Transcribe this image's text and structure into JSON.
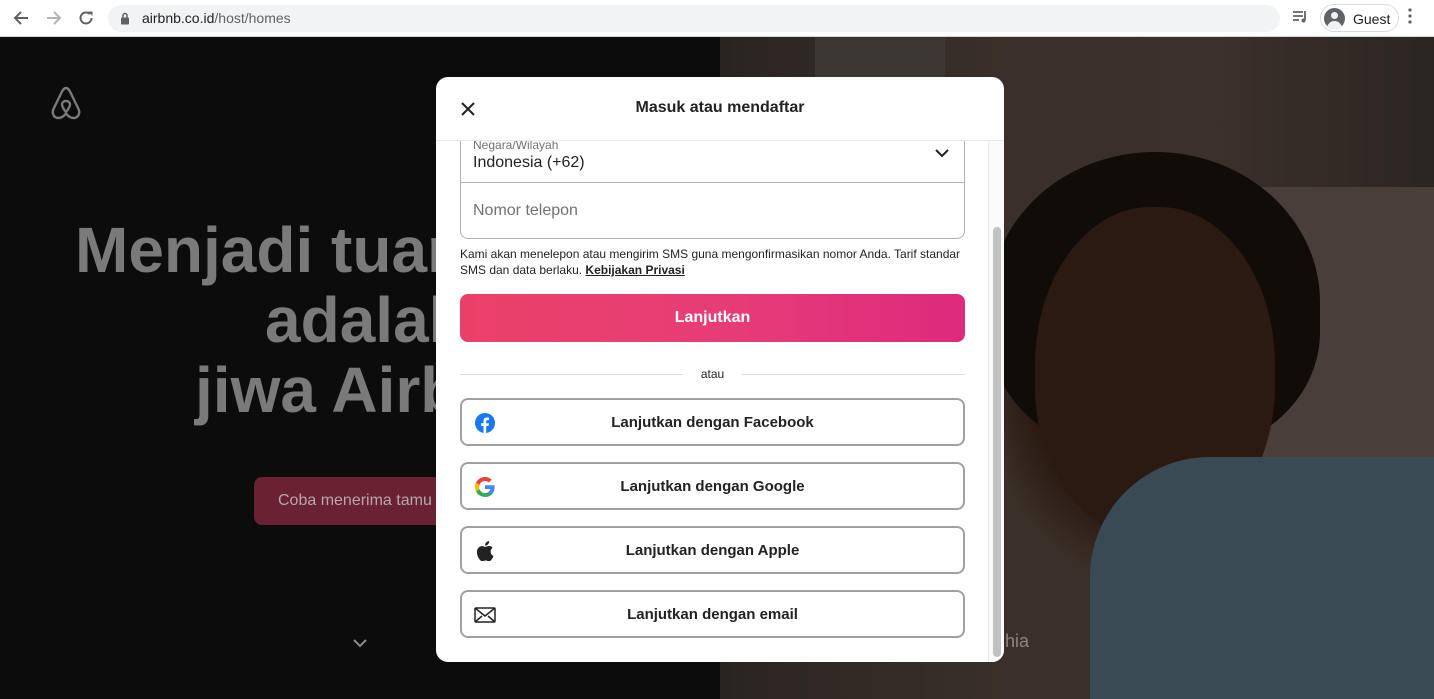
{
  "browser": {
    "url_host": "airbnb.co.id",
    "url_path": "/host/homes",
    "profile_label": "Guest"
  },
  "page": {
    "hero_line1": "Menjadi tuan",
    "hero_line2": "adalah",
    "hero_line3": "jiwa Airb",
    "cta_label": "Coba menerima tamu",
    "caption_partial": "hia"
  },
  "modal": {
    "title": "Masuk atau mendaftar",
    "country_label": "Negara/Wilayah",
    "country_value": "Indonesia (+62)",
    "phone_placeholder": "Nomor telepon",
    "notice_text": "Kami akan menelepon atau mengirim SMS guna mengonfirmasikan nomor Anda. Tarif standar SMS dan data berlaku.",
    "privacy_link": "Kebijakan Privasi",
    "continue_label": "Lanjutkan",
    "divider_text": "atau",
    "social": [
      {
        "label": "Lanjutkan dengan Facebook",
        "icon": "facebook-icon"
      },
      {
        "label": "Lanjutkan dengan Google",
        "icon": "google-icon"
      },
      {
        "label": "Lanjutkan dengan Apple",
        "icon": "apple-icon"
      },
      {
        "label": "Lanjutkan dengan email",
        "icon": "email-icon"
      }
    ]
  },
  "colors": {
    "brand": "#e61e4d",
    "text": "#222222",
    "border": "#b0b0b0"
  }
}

○ ○ ○ ○ ○

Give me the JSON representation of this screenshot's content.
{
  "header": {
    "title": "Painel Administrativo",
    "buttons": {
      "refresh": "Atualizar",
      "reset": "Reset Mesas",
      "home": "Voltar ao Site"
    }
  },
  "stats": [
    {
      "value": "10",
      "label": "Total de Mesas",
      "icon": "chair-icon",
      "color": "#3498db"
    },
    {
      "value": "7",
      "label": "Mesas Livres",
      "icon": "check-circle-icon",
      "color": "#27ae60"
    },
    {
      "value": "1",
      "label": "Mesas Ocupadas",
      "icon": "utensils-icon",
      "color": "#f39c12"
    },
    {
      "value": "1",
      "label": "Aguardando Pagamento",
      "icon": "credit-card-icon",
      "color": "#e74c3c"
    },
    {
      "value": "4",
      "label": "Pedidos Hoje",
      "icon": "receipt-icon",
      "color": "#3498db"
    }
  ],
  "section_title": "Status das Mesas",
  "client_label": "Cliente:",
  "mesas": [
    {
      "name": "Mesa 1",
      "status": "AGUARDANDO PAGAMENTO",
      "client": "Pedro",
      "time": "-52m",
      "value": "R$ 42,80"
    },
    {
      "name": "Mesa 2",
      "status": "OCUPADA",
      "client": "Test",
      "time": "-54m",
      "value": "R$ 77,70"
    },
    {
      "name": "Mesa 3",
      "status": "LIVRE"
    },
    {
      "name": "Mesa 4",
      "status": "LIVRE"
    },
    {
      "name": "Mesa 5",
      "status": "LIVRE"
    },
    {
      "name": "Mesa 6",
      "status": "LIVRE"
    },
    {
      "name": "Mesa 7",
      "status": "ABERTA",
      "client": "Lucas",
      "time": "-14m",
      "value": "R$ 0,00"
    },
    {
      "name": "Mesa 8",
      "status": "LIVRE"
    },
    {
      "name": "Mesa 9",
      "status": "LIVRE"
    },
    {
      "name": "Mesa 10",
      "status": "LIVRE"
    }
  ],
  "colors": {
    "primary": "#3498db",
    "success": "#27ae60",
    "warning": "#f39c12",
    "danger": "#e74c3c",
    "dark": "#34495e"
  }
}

○ ○ ○ ○ ○

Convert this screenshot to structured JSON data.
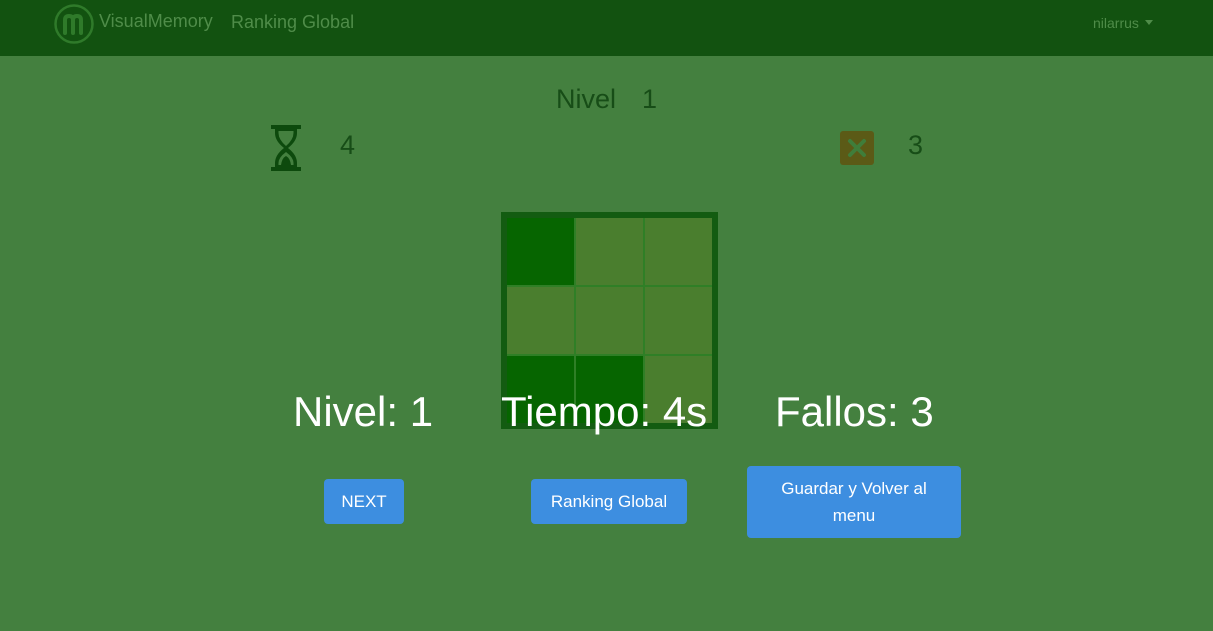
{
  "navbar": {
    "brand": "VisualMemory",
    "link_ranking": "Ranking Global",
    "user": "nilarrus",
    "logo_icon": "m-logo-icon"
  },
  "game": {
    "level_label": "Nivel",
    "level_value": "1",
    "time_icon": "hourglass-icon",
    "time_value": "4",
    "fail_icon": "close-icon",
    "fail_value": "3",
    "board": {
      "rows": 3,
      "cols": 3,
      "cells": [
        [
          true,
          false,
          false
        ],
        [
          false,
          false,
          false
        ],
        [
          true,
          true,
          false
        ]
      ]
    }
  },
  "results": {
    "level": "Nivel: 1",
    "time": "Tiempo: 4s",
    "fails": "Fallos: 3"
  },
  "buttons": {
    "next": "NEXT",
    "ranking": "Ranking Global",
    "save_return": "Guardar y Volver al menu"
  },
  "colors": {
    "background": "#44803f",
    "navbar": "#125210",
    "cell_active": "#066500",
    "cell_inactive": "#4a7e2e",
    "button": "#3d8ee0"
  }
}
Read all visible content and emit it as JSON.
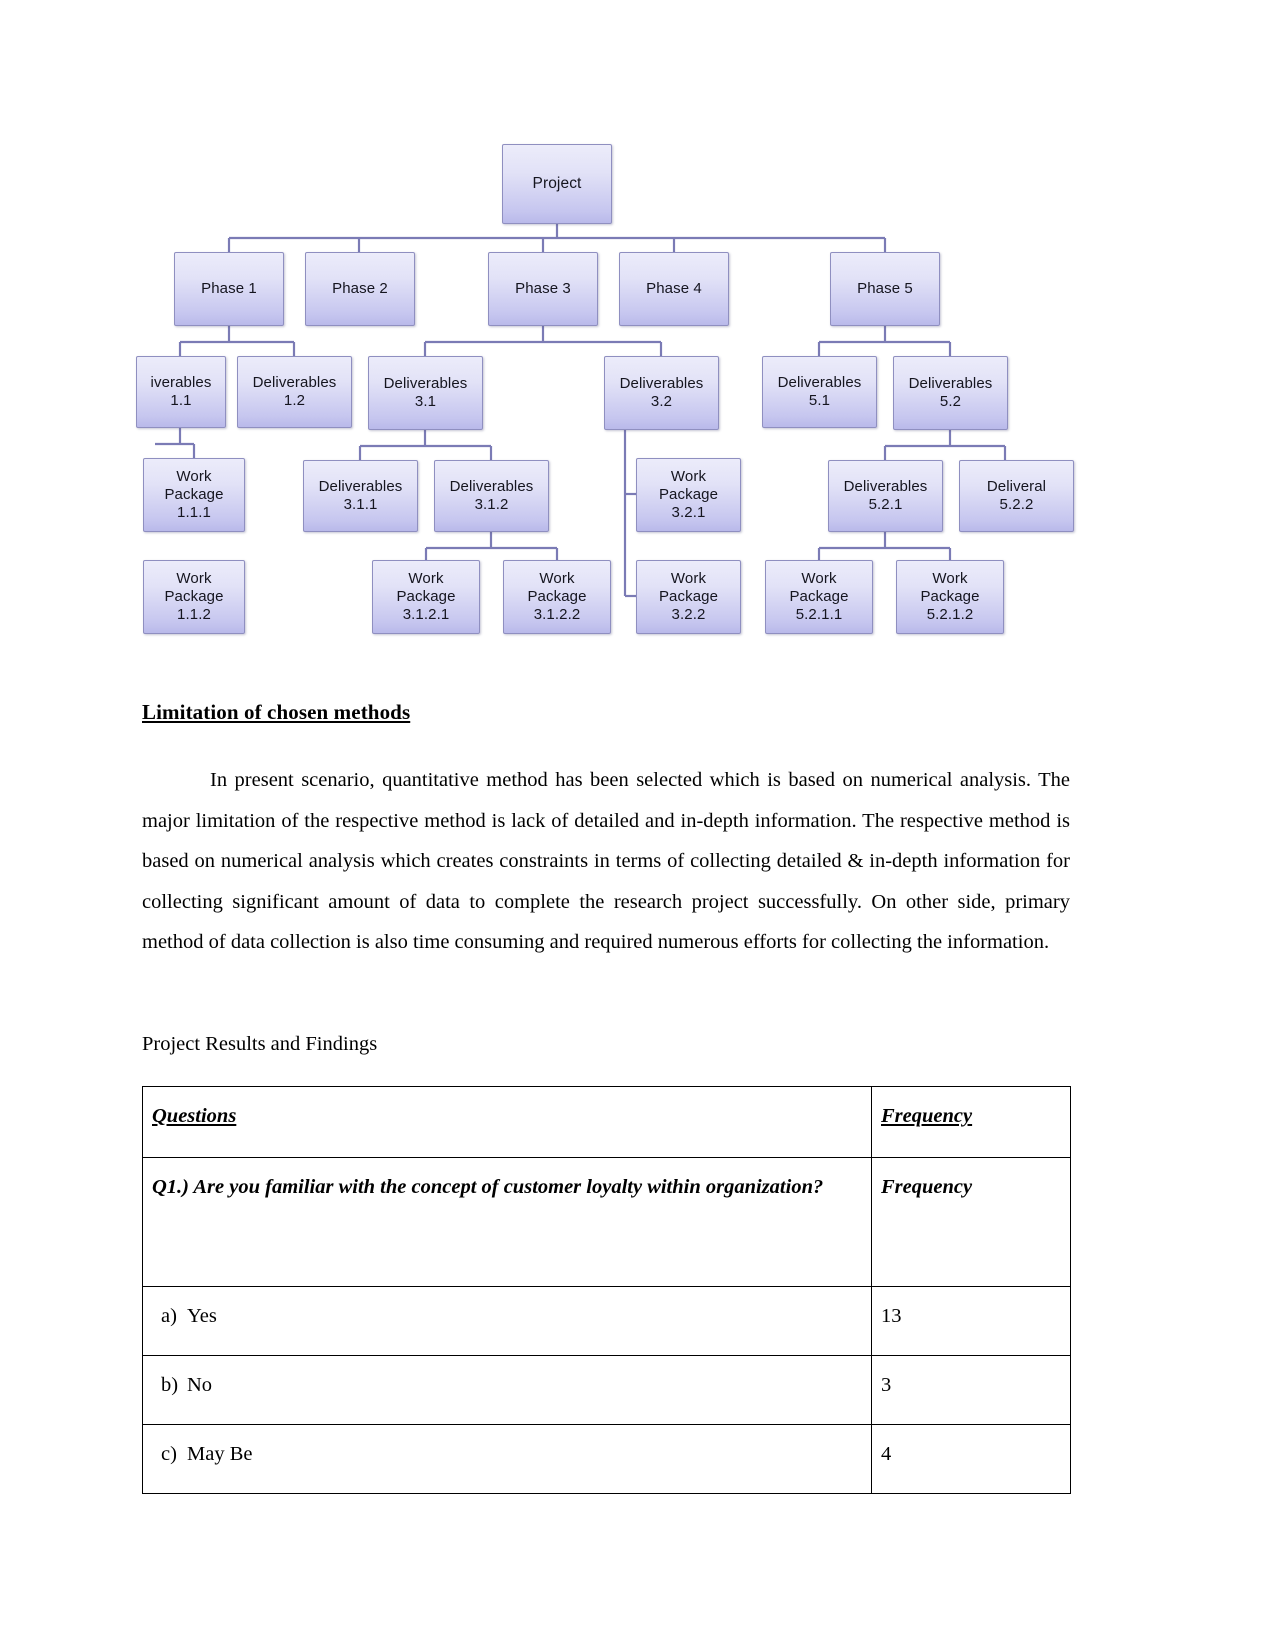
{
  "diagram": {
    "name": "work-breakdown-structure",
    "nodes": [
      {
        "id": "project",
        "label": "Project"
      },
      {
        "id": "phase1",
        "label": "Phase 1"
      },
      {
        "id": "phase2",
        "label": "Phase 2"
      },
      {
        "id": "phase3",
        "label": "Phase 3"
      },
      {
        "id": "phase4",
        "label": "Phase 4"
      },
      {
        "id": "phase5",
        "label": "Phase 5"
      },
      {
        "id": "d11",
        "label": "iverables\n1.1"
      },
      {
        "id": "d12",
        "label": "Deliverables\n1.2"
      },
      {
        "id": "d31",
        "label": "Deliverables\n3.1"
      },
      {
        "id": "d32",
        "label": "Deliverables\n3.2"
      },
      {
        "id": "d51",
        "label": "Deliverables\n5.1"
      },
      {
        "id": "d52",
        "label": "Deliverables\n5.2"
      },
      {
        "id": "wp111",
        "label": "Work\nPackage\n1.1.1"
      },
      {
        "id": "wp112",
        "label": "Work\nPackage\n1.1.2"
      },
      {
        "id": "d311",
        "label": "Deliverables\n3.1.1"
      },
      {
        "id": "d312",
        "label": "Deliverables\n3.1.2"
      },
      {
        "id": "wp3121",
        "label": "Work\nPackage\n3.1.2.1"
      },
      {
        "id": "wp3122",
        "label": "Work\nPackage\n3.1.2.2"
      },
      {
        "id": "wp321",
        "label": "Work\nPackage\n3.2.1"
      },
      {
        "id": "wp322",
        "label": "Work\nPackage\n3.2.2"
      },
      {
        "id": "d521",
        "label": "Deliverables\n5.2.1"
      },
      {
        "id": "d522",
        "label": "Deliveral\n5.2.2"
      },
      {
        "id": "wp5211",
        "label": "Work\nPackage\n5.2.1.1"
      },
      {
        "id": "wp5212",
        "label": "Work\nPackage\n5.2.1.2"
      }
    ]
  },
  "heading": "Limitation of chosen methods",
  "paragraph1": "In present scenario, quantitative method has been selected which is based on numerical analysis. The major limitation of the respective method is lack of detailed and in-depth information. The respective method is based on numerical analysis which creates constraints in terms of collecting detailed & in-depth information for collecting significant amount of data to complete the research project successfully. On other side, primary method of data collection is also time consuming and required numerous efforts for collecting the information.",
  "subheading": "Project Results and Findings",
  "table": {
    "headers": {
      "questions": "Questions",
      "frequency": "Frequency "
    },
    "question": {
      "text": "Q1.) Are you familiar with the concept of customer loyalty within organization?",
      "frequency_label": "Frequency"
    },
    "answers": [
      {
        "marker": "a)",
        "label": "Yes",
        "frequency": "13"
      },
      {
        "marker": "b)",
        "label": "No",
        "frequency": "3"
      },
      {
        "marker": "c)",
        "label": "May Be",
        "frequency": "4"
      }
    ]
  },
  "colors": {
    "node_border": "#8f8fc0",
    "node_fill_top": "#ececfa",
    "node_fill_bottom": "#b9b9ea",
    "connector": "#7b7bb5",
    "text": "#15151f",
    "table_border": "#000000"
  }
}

○ ○ ○ ○ ○

> _Work to do_
Pull out every line in the material above where "content" occurs.

> _Correct response_
Give me the JSON representation of this screenshot's content.
Read all visible content and emit it as JSON.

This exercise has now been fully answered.